▶ Aim of the exercise:
In the listing below, locate the lines bearing the word "caption". Copy every one of them.
--- begin Source records ---
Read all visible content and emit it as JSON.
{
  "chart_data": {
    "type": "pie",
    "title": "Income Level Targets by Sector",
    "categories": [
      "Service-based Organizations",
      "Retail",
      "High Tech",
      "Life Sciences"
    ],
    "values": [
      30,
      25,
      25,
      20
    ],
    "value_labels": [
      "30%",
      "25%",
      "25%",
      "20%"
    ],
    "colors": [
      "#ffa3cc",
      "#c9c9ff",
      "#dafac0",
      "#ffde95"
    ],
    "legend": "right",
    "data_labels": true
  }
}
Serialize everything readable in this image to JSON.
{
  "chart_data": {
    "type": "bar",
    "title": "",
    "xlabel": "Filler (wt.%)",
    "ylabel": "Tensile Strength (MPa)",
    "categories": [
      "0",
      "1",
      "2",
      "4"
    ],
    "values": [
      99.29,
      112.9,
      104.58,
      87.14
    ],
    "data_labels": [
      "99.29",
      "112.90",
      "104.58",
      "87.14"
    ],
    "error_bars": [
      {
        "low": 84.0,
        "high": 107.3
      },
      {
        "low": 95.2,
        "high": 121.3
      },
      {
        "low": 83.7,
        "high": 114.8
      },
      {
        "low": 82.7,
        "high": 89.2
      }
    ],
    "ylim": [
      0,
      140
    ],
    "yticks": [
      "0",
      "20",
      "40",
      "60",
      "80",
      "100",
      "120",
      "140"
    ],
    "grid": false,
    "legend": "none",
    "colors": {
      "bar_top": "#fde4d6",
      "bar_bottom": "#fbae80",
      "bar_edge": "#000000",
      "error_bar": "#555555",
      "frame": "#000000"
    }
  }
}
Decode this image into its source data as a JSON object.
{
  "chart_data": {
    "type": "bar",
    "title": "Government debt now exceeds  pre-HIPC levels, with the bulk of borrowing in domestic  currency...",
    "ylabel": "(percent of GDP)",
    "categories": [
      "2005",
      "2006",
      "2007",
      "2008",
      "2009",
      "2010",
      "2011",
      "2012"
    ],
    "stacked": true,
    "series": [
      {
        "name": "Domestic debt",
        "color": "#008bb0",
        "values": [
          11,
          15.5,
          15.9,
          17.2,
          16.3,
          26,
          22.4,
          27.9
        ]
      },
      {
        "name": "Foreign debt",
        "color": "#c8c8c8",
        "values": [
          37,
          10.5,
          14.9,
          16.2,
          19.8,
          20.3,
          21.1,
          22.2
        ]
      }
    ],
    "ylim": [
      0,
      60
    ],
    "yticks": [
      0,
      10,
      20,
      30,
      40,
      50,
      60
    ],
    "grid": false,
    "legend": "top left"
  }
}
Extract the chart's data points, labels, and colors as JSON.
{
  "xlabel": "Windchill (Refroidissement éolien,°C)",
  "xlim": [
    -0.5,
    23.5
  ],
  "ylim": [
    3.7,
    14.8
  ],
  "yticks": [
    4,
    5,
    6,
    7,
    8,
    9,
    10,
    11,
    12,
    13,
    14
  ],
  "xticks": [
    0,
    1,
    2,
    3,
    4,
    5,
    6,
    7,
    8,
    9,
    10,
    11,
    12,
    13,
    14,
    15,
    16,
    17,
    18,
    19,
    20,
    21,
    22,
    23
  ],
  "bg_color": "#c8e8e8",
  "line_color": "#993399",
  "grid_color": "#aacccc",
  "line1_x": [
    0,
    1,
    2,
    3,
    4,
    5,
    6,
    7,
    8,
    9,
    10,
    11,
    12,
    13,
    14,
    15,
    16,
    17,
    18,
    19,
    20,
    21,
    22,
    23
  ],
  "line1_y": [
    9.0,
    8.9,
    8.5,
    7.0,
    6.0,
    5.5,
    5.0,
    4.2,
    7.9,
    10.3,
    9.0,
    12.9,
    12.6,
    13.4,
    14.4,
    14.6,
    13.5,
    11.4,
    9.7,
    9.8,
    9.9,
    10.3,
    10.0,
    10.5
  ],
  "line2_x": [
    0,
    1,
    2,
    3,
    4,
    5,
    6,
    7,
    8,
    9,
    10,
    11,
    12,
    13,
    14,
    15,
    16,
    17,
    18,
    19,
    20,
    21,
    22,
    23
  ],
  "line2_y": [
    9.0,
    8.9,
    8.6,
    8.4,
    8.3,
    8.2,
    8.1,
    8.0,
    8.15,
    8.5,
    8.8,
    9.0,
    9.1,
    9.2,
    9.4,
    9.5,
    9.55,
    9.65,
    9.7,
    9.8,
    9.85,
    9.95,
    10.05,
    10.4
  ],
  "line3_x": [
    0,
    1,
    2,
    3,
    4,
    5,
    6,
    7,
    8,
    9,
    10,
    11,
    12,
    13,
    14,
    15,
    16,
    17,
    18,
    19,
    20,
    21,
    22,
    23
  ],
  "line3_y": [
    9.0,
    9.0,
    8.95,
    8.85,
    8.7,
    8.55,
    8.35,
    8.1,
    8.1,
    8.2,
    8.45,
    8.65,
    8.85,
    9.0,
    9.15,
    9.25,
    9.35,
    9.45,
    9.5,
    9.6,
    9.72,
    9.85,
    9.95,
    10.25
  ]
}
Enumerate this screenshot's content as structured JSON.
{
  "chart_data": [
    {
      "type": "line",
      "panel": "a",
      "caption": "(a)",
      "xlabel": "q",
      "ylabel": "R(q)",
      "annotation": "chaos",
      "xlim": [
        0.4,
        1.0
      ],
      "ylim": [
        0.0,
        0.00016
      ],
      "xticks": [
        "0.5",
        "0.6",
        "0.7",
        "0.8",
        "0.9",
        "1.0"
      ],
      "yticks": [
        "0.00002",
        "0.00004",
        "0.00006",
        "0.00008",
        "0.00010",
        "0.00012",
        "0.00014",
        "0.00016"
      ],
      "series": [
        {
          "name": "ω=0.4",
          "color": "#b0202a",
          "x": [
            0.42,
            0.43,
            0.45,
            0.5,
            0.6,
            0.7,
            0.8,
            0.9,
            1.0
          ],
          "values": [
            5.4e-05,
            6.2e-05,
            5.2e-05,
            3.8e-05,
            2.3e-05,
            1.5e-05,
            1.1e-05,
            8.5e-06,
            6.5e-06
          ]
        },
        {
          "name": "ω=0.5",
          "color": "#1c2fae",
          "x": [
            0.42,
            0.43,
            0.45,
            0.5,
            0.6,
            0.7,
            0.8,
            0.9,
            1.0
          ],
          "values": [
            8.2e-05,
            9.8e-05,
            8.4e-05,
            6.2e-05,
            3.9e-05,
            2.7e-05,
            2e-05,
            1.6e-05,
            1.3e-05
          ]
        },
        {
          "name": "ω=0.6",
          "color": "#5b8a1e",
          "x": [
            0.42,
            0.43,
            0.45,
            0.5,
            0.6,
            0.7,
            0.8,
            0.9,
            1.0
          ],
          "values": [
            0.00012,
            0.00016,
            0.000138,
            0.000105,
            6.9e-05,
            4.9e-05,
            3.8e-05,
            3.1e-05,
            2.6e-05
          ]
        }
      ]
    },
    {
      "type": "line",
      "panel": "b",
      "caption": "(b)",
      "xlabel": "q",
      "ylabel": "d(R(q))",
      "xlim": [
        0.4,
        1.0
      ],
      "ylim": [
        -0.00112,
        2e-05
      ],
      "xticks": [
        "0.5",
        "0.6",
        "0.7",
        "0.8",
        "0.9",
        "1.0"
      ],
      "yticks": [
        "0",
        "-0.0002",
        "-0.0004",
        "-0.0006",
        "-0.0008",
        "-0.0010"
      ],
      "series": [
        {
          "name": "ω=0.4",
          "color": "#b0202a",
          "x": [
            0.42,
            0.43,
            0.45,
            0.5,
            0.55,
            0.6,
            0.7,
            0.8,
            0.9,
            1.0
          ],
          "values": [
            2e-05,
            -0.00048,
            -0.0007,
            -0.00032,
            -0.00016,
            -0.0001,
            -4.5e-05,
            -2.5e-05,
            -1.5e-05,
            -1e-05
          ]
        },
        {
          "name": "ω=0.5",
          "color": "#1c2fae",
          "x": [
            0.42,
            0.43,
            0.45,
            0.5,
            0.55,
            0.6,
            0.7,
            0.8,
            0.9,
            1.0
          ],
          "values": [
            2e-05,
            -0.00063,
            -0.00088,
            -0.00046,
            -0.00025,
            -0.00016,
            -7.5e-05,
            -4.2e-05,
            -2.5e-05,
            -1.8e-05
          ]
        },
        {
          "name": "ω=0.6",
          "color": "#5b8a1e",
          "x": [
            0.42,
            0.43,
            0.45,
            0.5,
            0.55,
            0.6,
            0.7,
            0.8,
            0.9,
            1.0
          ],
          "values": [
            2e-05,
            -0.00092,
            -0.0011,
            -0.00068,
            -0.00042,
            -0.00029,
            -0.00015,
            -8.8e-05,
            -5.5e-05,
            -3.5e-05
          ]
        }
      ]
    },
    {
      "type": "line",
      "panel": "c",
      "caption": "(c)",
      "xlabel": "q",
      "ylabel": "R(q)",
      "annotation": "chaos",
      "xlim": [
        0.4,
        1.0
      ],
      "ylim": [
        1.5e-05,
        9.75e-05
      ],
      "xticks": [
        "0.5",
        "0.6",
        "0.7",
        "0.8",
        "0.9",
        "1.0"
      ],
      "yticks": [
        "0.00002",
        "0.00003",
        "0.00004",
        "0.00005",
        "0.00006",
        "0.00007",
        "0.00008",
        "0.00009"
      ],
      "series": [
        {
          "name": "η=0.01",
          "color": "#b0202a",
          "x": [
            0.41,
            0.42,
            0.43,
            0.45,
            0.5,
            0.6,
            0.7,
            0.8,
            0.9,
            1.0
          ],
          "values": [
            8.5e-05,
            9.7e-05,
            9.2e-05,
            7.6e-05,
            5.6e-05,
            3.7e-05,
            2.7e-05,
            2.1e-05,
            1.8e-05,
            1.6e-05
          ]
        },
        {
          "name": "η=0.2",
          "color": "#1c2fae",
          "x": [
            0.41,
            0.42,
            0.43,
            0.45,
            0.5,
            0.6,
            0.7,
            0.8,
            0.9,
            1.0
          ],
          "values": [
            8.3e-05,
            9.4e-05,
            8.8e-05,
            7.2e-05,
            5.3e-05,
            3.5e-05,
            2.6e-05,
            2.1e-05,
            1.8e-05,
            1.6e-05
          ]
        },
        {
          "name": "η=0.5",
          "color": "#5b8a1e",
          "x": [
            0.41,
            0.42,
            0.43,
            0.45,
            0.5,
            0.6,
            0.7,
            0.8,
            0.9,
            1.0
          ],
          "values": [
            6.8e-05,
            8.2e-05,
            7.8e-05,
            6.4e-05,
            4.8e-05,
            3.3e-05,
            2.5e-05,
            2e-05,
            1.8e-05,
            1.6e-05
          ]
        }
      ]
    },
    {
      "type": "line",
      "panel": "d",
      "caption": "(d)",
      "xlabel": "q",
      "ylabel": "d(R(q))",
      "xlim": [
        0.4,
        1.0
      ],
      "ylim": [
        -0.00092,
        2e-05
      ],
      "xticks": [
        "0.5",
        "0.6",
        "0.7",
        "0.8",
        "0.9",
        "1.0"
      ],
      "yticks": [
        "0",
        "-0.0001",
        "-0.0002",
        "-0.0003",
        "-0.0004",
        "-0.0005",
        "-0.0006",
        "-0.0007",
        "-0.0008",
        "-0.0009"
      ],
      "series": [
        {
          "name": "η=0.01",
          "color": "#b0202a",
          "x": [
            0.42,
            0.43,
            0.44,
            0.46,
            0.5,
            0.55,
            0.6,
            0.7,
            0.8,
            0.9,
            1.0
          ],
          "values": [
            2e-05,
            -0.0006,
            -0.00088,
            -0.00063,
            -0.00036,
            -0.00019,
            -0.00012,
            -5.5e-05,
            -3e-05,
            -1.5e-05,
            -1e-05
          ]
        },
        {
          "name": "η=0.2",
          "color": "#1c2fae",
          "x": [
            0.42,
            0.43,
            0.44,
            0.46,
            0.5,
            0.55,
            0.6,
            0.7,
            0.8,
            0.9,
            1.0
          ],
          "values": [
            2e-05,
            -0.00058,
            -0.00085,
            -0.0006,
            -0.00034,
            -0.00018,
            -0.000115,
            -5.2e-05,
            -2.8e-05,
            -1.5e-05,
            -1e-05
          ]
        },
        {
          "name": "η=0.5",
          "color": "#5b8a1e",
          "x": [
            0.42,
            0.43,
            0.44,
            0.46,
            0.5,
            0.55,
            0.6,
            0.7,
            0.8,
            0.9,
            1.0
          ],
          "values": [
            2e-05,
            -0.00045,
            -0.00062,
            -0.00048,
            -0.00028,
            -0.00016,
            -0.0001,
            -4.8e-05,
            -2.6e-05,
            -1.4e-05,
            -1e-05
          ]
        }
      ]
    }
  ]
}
--- end Source records ---
▶ Exercise result:
      "caption": "(a)",
      "caption": "(b)",
      "caption": "(c)",
      "caption": "(d)",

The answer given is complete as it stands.